** ZIEL DER AUFGABE A **
Beantworte anhand des folgenden Artikels diese drei Fragen:
(i) Wo soll nach dem Seerecht im Zweifelsfall eine vorläufige Grenze gezogen werden?
(ii) Seit wie vielen Jahren wird laut Kenias Stellungnahme die horizontale Linie als Grenze angesehen?
(iii) In welchem Jahr hat Kenia gegen das Verfahren vor dem Gerichtshof Widerspruch eingelegt?

** ARTIKEL **
┄┄┄┄┄┄┄┄┄┄┄┄┄┄┄┄┄┄┄┄

Somalia möchte Folgendes erreichen: Der Internationale Gerichtshof soll die Grenze so festlegen, wie es die Seerechtskonvention der Vereinten Nationen und internationales Seerecht vorgegeben haben. Demnach soll im Zweifelsfall eine vorläufige Grenze in einer von beiden Küsten gleichweit entfernten Linie gezogen werden, wenn keine besonderen Umstände dagegen sprechen. Ein Testlauf soll dann offenbaren, ob diese Grenze beiden Staaten gleichermaßen gerecht wird, oder ob sie einen begünstigt oder übervorteilt.

Kenias Regierung hingegen besteht auf ihren bevorzugten Grenzverlauf. Seit fast 100 Jahren werde diese horizontale Linie als Grenze angesehen und verteidigt, betont sie in einer Stellungnahme. Weil sich Kenia und Somalia eigentlich einig waren, den Disput außergerichtlich zu lösen, hat Kenia gegen das Verfahren vor dem Gerichtshof bereits 2015 Widerspruch eingelegt. Von diesem Montag (19.09.2016) an will das Gericht nun beide Länder anhören – und dann entscheiden, ob ein Verfahren vonnöten ist.

┄┄┄┄┄┄┄┄┄┄┄┄┄┄┄┄┄┄┄┄

** ZIEL DER AUFGABE B **
Übertrage aus den Datensätzen unten alles vom Anfang bis einschließlich der Zeile, die „479, 150, 821]“ enthält, Wort für Wort.

** MATERIAL ZUR AUFGABE **
┄┄┄┄┄┄┄┄┄┄┄┄┄┄┄┄┄┄┄┄

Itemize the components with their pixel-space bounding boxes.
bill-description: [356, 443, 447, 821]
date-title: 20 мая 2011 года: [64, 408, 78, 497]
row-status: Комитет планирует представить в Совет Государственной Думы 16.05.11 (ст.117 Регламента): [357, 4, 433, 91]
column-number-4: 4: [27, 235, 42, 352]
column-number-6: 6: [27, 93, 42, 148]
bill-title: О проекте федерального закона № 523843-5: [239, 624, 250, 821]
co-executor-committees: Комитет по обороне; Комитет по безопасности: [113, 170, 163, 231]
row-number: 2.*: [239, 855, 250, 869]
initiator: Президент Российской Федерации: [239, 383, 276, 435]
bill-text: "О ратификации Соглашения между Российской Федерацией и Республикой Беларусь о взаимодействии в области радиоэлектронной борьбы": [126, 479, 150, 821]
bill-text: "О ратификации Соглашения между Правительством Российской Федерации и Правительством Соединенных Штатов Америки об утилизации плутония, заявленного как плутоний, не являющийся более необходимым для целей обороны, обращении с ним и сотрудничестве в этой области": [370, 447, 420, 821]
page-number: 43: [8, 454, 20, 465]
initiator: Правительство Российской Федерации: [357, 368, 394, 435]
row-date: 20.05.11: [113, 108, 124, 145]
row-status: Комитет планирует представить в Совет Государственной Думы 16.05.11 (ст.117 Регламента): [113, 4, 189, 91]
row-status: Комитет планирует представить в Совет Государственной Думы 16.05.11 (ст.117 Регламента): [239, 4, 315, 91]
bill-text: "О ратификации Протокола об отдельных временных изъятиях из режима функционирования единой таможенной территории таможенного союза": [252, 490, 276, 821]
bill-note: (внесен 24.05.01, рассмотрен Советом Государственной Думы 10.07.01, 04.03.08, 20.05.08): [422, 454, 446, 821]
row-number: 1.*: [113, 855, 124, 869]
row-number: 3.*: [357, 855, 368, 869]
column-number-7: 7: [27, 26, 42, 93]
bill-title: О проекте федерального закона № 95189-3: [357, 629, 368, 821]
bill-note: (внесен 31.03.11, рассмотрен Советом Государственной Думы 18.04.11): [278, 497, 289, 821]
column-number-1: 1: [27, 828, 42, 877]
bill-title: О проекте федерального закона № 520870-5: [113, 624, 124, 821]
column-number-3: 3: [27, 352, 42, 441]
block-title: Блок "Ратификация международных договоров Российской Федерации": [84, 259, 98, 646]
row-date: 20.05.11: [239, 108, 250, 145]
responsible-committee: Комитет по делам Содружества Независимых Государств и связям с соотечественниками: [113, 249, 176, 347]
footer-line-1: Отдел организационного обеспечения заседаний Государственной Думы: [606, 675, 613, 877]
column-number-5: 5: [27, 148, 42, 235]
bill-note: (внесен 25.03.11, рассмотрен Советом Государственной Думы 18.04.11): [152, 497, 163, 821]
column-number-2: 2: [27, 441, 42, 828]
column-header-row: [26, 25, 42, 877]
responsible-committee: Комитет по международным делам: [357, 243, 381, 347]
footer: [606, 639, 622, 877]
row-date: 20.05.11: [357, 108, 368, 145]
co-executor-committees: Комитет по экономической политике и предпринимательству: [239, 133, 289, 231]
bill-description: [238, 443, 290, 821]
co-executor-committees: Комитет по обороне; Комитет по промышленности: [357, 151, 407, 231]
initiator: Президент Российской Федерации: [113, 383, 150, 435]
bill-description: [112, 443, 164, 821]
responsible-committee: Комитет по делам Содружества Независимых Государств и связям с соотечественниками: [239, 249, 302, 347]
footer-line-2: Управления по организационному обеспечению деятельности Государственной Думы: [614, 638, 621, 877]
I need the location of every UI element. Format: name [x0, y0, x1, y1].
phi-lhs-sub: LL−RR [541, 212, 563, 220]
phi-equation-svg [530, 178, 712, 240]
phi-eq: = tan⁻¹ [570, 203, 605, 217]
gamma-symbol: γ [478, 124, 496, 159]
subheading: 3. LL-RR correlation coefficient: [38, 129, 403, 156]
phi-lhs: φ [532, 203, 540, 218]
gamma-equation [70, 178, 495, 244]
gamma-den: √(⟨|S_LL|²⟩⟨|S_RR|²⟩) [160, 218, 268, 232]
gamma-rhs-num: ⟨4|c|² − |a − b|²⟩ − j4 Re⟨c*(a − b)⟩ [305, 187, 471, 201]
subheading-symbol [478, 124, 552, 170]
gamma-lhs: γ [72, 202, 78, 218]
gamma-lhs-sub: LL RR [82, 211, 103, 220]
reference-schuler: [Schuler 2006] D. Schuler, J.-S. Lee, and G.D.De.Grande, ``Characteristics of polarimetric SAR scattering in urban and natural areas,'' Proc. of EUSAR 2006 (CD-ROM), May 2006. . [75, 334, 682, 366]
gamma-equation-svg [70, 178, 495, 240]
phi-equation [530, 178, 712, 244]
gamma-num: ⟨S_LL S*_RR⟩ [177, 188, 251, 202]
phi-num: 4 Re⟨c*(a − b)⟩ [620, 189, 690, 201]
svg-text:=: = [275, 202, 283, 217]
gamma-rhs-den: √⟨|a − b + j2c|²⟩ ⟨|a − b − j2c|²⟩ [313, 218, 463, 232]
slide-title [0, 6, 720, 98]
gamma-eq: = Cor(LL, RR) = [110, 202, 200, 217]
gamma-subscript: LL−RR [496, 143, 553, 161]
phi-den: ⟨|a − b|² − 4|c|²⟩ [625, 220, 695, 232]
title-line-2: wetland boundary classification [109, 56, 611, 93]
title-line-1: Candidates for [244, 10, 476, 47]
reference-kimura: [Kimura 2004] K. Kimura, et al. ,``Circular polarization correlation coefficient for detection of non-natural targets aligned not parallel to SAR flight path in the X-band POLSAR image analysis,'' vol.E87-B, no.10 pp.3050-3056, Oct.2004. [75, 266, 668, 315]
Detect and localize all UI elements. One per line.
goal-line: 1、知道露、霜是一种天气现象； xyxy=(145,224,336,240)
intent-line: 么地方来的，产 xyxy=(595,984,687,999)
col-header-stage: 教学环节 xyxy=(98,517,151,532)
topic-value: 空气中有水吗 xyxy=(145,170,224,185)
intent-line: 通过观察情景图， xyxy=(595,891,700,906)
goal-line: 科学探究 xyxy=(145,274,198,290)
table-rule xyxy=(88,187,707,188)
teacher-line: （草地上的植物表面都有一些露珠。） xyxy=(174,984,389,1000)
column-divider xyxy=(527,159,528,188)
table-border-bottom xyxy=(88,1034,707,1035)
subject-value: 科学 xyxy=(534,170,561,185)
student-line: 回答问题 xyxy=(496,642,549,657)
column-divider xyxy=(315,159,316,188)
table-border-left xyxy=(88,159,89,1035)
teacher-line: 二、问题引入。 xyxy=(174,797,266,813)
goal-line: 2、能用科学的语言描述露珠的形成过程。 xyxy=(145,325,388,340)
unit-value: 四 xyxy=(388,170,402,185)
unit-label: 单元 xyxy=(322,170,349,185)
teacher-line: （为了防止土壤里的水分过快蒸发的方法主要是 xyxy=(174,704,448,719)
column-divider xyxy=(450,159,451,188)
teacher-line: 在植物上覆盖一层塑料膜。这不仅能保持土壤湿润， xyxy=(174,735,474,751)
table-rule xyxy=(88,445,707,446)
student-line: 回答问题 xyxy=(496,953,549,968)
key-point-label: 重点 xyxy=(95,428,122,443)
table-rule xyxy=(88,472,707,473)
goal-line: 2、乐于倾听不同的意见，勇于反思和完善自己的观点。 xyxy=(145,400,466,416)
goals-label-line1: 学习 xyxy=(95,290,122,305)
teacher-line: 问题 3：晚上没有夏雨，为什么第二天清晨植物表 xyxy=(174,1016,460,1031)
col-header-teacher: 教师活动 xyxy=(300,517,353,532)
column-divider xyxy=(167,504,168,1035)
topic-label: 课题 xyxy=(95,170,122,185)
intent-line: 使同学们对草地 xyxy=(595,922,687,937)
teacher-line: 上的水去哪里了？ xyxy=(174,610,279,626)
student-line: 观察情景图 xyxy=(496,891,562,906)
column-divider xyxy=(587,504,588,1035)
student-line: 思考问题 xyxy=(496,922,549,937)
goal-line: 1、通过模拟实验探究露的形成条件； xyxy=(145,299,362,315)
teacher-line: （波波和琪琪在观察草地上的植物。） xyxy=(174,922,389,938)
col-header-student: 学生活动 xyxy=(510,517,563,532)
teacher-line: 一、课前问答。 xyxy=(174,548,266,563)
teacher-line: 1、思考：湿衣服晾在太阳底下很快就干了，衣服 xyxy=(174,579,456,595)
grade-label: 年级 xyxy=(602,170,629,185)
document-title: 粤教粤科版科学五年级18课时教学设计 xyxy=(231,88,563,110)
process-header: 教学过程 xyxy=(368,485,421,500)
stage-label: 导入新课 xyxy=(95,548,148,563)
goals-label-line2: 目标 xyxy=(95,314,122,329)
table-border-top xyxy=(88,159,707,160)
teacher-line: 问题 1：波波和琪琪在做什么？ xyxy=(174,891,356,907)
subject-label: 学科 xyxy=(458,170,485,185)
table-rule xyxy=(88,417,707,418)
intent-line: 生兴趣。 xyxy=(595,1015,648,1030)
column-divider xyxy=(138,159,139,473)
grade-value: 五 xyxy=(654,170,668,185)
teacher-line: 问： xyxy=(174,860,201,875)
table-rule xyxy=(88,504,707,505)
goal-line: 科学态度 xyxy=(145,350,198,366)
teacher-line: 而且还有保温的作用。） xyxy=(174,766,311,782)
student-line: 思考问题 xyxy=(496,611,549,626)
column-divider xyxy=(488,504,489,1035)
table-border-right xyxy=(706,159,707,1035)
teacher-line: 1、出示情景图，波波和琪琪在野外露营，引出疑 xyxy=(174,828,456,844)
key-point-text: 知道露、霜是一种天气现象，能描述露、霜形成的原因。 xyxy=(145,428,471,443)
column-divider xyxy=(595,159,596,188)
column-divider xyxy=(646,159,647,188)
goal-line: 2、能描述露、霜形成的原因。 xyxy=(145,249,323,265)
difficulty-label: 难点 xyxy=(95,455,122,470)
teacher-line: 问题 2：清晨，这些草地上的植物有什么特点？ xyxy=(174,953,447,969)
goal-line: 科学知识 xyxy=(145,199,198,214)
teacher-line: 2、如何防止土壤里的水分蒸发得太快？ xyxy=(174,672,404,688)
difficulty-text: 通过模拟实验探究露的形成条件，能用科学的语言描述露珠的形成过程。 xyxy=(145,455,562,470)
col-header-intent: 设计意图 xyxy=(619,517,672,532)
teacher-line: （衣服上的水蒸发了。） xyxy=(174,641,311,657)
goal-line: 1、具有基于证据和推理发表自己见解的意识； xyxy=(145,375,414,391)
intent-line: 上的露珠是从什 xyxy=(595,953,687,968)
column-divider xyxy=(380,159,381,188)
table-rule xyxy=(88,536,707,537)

┄┄┄┄┄┄┄┄┄┄┄┄┄┄┄┄┄┄┄┄

** ANTWORT A **
(i) In einer von beiden Küsten gleichweit entfernten Linie, wenn keine besonderen Umstände dagegen sprechen.
(ii) Seit fast 100 Jahren.
(iii) 2015.

** ANTWORT B **
Itemize the components with their pixel-space bounding boxes.
bill-description: [356, 443, 447, 821]
date-title: 20 мая 2011 года: [64, 408, 78, 497]
row-status: Комитет планирует представить в Совет Государственной Думы 16.05.11 (ст.117 Регламента): [357, 4, 433, 91]
column-number-4: 4: [27, 235, 42, 352]
column-number-6: 6: [27, 93, 42, 148]
bill-title: О проекте федерального закона № 523843-5: [239, 624, 250, 821]
co-executor-committees: Комитет по обороне; Комитет по безопасности: [113, 170, 163, 231]
row-number: 2.*: [239, 855, 250, 869]
initiator: Президент Российской Федерации: [239, 383, 276, 435]
bill-text: "О ратификации Соглашения между Российской Федерацией и Республикой Беларусь о взаимодействии в области радиоэлектронной борьбы": [126, 479, 150, 821]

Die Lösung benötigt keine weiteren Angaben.